- **TASK OBJECTIVE**
Scan the lines below; pull out those with "JSON".

- **PROVIDED RECORDS**
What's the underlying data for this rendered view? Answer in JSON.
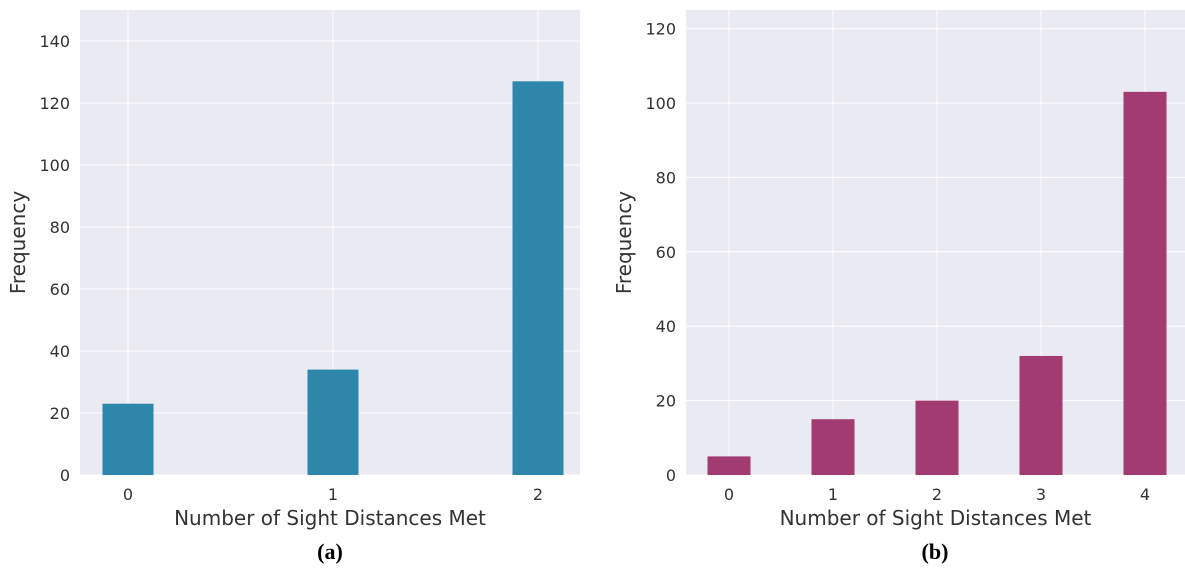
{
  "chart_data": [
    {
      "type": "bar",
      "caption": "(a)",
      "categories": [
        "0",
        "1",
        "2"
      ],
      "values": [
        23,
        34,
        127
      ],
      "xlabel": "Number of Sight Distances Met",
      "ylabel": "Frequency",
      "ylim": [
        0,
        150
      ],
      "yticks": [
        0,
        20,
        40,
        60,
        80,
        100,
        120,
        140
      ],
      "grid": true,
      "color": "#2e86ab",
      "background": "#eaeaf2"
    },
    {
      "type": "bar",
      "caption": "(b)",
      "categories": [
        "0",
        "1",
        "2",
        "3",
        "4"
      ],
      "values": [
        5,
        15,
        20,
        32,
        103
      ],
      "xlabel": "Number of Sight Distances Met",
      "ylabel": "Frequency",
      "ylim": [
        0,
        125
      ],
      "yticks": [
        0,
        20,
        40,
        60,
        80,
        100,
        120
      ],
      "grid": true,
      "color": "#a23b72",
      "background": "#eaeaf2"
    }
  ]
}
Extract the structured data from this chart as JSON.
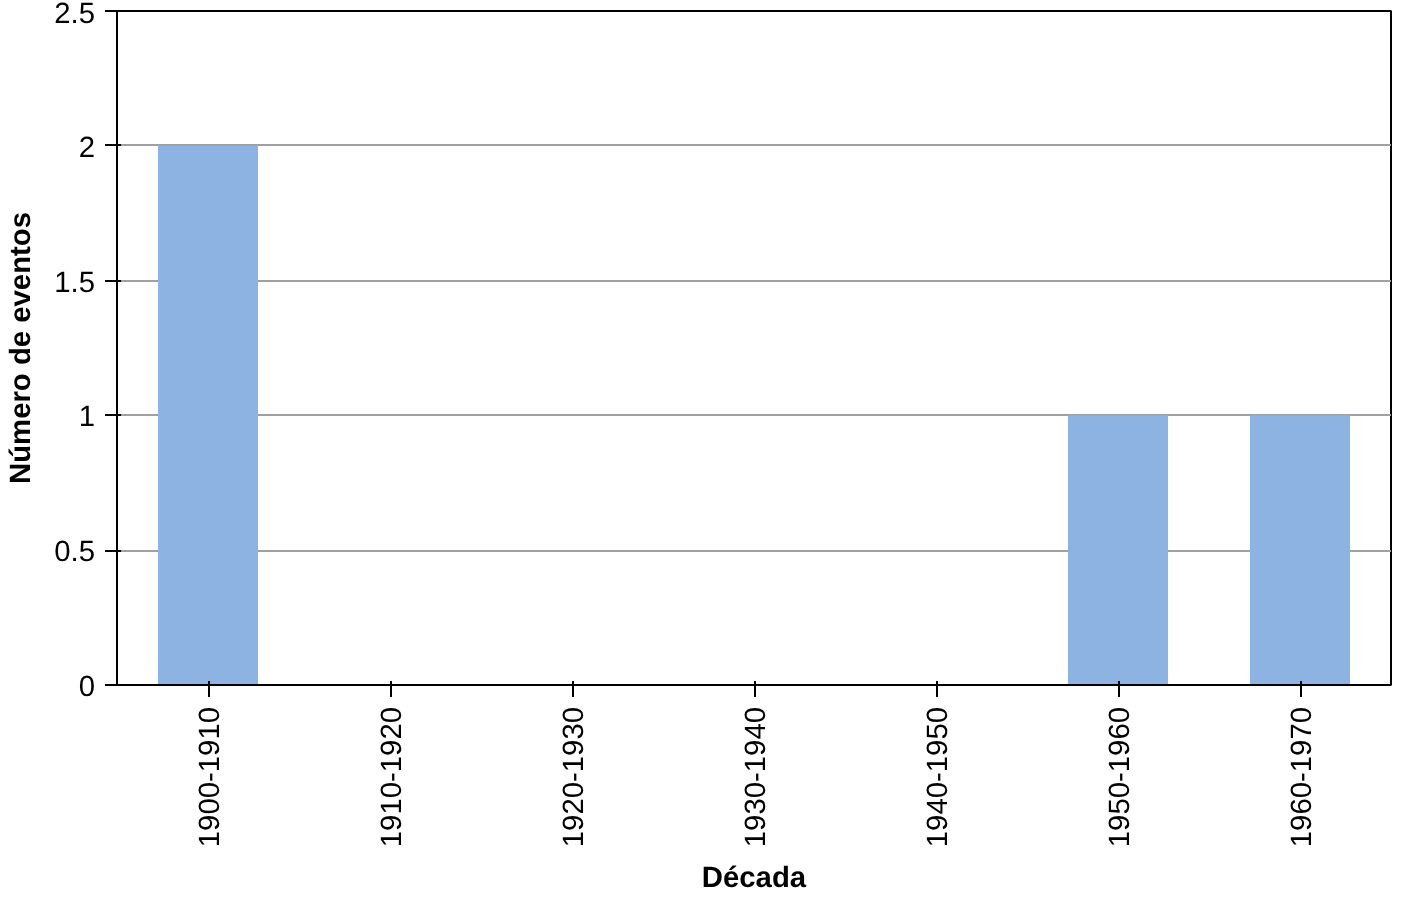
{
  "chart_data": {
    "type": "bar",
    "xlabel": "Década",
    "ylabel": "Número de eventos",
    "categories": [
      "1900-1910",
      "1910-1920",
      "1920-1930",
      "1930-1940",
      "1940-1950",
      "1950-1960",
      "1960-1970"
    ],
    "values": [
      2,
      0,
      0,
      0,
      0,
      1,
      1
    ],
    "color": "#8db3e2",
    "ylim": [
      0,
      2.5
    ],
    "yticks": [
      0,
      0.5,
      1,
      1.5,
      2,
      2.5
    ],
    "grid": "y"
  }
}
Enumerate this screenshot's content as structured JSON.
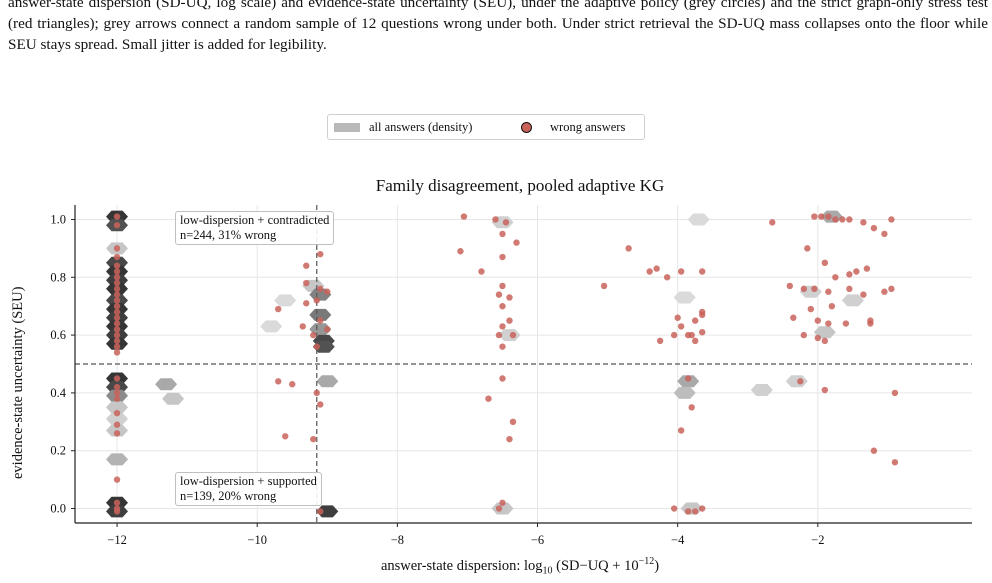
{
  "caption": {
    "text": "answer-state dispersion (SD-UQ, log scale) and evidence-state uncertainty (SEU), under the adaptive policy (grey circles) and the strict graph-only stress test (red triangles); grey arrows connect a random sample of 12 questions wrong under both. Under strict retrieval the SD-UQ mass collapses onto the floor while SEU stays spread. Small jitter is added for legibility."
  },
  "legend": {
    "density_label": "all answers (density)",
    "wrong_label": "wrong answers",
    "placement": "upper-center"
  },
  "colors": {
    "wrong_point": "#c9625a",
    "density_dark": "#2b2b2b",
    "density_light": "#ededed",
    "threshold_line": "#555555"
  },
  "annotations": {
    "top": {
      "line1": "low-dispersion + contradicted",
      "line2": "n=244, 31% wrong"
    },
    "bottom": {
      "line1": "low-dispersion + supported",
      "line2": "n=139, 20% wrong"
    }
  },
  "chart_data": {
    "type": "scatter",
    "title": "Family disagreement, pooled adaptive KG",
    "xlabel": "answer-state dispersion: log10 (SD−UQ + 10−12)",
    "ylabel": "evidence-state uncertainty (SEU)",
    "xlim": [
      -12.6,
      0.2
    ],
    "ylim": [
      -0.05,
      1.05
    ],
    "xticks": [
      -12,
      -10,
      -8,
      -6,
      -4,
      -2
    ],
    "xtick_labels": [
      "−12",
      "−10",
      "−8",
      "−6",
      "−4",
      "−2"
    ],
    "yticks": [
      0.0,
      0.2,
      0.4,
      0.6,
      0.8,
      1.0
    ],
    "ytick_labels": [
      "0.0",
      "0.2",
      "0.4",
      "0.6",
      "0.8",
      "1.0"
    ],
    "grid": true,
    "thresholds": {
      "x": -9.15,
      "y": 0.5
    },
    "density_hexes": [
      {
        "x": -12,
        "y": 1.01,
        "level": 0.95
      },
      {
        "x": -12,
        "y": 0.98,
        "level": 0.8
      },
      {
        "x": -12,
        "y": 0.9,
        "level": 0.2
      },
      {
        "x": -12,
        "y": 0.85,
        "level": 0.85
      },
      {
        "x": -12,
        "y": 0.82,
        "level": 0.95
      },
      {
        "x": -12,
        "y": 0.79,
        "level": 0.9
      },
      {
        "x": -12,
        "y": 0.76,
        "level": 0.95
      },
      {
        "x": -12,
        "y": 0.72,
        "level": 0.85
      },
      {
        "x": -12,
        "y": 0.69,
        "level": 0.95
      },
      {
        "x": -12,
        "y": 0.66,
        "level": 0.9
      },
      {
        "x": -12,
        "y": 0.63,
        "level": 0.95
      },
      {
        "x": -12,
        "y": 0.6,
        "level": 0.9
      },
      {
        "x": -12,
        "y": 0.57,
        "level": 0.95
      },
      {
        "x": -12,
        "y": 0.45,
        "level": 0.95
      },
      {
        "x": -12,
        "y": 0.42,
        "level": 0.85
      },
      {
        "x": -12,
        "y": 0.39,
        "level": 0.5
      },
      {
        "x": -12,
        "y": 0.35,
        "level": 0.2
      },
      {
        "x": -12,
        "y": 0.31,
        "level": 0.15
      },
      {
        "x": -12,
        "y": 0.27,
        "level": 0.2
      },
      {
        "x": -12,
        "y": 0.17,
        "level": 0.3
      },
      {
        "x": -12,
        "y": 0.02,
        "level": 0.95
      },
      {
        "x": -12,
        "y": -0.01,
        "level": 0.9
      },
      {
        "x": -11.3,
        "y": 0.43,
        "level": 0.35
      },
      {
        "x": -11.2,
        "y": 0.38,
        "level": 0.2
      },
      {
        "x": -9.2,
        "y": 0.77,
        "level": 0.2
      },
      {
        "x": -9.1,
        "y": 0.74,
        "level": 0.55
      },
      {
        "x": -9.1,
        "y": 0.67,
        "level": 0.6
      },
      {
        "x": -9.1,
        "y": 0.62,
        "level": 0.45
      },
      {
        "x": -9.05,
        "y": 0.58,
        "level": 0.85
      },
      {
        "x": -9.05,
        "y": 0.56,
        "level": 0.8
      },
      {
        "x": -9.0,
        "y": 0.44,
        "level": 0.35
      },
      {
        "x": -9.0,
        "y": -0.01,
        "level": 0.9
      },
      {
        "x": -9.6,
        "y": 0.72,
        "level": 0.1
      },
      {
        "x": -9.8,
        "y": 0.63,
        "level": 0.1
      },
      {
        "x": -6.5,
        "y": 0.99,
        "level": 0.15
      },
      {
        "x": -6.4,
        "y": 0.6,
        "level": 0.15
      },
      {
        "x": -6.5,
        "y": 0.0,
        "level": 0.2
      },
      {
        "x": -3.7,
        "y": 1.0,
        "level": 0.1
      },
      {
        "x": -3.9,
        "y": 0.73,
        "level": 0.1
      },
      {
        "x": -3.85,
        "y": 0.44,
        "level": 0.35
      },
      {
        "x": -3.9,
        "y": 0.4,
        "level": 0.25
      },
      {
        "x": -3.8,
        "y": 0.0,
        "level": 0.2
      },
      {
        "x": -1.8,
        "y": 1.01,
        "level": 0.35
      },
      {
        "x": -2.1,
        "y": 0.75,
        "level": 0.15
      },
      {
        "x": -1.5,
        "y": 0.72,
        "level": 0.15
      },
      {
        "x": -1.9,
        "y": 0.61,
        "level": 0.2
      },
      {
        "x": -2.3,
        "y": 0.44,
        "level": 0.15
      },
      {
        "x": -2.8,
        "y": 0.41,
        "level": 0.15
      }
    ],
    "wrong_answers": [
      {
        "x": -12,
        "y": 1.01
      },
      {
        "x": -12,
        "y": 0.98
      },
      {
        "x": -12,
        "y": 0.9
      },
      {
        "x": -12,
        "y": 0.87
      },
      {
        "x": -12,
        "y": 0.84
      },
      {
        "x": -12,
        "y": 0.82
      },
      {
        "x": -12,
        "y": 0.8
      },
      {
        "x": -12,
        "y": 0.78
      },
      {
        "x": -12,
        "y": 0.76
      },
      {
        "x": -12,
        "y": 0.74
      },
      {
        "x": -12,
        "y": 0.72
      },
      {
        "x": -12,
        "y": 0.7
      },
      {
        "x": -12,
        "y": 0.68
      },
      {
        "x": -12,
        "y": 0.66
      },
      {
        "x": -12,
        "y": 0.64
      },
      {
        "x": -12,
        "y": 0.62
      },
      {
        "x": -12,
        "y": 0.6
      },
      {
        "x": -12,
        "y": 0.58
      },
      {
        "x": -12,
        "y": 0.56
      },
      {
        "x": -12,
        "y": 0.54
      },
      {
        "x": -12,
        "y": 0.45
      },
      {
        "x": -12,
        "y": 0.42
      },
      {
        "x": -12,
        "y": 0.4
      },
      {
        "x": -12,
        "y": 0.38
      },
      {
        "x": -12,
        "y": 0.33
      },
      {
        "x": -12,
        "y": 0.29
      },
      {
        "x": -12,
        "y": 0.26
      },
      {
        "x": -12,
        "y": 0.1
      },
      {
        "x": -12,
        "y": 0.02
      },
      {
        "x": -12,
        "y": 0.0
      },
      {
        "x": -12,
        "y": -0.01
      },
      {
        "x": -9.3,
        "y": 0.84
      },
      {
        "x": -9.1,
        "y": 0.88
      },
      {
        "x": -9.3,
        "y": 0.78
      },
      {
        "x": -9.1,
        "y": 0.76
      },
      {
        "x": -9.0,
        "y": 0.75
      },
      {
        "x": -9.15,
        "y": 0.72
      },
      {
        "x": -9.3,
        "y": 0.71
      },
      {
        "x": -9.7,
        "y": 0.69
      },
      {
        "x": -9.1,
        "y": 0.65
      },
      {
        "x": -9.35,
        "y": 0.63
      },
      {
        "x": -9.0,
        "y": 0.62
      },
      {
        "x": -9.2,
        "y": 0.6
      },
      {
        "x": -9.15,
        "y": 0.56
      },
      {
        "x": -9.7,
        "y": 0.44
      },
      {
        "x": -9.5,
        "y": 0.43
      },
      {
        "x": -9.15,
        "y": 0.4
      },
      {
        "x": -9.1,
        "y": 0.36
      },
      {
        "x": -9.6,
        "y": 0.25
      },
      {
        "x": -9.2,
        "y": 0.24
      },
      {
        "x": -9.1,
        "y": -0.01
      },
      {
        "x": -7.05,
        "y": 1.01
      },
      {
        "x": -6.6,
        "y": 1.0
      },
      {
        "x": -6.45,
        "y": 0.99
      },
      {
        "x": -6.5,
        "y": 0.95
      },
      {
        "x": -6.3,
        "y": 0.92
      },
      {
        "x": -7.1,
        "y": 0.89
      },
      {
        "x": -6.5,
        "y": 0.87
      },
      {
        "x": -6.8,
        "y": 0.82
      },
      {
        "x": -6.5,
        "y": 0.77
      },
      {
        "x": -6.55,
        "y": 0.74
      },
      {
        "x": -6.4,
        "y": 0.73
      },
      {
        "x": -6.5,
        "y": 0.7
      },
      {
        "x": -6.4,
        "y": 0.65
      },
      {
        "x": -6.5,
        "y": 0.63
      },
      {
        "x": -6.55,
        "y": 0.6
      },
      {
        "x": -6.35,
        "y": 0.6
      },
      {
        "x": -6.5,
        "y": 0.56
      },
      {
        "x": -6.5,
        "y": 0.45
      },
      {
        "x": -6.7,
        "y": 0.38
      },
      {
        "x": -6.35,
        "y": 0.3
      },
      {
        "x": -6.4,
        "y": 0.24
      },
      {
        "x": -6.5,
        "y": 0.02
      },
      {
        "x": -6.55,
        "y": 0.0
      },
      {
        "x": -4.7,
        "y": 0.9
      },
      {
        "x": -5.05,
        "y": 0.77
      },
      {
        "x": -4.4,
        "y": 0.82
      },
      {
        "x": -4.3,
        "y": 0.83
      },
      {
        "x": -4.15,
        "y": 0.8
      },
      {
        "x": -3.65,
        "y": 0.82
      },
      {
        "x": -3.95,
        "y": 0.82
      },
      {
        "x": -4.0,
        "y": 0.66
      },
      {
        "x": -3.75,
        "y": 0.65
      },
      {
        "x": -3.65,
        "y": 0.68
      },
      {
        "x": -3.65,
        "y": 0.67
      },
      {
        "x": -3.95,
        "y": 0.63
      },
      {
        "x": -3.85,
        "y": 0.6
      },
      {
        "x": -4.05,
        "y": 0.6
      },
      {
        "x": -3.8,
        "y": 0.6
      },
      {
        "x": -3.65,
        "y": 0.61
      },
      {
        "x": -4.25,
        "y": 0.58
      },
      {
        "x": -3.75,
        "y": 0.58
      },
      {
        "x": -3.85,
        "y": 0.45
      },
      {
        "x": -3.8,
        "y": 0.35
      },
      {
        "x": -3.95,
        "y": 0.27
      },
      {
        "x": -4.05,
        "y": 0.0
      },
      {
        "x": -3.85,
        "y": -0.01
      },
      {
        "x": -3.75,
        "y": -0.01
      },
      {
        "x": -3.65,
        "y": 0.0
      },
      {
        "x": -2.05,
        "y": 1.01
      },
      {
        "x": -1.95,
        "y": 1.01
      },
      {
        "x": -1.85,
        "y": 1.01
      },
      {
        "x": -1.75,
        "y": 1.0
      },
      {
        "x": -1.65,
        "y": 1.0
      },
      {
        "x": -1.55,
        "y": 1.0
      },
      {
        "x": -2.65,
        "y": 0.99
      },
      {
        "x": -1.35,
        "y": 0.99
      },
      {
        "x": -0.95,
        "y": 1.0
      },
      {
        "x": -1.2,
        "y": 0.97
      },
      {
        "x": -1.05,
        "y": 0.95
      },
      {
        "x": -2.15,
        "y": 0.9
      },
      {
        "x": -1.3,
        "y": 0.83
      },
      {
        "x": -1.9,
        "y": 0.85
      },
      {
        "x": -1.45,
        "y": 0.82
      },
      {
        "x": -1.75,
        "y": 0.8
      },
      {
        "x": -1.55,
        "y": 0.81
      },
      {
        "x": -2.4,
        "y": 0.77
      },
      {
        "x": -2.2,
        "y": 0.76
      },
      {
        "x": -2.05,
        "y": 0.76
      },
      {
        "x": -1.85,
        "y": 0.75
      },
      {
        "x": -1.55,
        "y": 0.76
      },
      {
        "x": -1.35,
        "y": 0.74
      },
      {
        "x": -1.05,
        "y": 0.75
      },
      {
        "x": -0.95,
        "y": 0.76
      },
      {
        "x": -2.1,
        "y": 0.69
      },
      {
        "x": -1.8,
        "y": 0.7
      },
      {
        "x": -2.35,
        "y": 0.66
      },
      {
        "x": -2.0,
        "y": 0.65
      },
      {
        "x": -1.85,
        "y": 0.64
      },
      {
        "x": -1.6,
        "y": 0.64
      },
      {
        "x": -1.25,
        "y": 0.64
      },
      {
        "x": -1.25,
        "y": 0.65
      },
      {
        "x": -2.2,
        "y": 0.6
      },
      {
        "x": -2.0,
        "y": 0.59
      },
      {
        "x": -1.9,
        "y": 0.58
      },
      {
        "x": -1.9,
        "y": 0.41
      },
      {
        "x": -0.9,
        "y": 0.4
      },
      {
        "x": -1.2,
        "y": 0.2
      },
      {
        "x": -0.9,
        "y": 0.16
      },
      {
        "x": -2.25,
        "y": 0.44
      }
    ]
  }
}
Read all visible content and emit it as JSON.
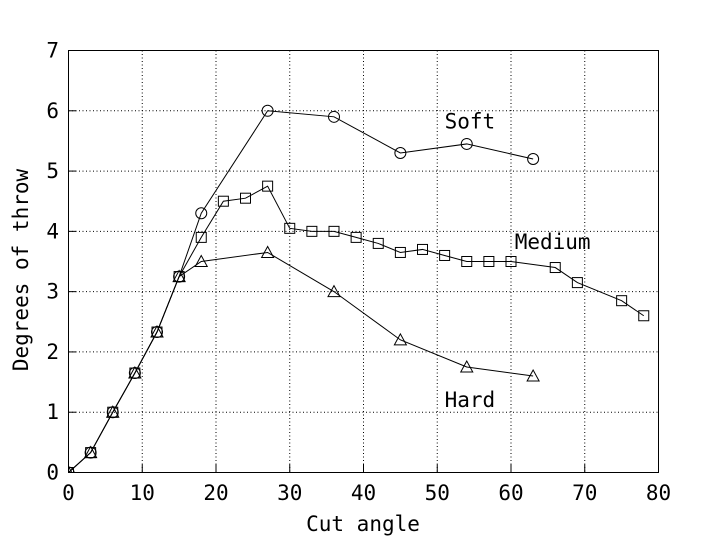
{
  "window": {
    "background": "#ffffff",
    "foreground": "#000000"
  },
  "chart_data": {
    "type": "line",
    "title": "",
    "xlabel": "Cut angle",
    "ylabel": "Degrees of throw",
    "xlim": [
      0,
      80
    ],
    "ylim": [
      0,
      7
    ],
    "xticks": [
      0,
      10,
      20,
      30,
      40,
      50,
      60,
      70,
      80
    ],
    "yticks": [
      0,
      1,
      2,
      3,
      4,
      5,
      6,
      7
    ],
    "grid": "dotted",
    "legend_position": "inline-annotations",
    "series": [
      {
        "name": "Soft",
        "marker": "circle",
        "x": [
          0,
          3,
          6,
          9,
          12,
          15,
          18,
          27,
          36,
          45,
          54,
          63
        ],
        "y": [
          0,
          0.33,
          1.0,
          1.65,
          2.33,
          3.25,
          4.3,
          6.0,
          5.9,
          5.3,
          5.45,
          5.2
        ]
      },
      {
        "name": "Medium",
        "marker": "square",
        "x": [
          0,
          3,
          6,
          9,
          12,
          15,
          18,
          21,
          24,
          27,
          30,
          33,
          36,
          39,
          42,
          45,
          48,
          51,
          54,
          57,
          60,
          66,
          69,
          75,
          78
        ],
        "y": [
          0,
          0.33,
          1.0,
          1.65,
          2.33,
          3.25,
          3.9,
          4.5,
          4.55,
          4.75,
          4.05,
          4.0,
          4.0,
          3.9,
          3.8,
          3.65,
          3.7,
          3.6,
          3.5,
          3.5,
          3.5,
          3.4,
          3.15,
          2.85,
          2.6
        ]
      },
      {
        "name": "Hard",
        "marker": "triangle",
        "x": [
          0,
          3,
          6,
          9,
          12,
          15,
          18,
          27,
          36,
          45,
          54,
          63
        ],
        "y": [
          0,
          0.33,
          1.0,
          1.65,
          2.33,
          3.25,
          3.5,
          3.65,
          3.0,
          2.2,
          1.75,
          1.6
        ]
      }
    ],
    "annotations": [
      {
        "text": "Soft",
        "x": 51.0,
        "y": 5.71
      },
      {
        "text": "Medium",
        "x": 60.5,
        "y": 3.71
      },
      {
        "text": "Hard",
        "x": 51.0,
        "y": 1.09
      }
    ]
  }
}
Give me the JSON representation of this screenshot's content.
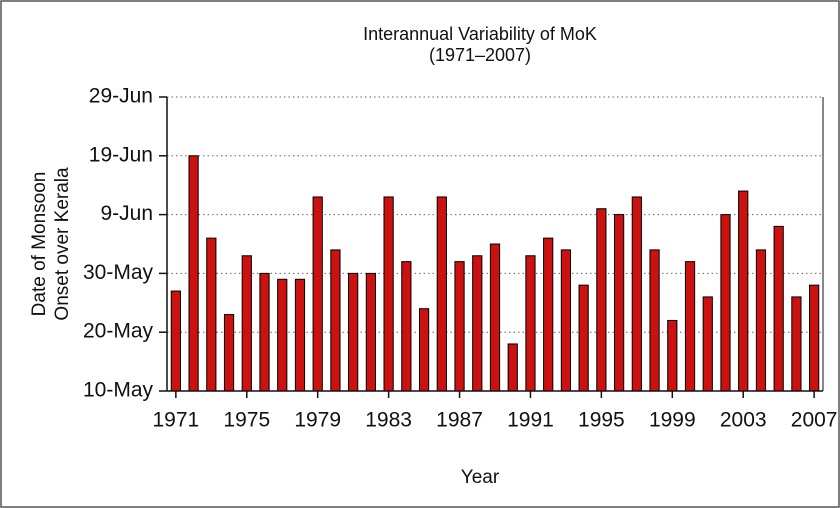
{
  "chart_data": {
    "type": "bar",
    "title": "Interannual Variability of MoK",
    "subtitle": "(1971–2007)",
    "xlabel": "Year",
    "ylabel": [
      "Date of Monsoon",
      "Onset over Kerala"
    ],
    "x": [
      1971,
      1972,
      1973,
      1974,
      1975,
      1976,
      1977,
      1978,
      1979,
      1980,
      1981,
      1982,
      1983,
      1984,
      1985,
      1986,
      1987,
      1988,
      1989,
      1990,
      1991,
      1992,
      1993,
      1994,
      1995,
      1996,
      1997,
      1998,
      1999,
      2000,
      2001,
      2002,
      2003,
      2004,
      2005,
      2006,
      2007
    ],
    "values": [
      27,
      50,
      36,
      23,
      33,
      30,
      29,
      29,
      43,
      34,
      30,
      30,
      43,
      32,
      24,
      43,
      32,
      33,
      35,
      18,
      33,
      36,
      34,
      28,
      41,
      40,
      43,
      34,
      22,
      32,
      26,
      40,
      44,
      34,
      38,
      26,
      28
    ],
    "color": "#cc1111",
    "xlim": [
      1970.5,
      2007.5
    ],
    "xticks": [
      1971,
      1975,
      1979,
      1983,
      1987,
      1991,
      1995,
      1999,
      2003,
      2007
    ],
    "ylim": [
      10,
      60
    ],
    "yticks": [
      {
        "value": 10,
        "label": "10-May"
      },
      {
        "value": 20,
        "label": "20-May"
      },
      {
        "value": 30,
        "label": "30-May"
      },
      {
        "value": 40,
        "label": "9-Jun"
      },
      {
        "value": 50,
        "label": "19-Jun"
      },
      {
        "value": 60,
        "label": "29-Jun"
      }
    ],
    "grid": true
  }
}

- **REPLY**
What's the underlying data for this rendered view? Answer in JSON.
Extract the structured data from this chart as JSON.
Enumerate this screenshot's content as structured JSON.
Read all visible content and emit it as JSON.
Give me the JSON representation of this screenshot's content.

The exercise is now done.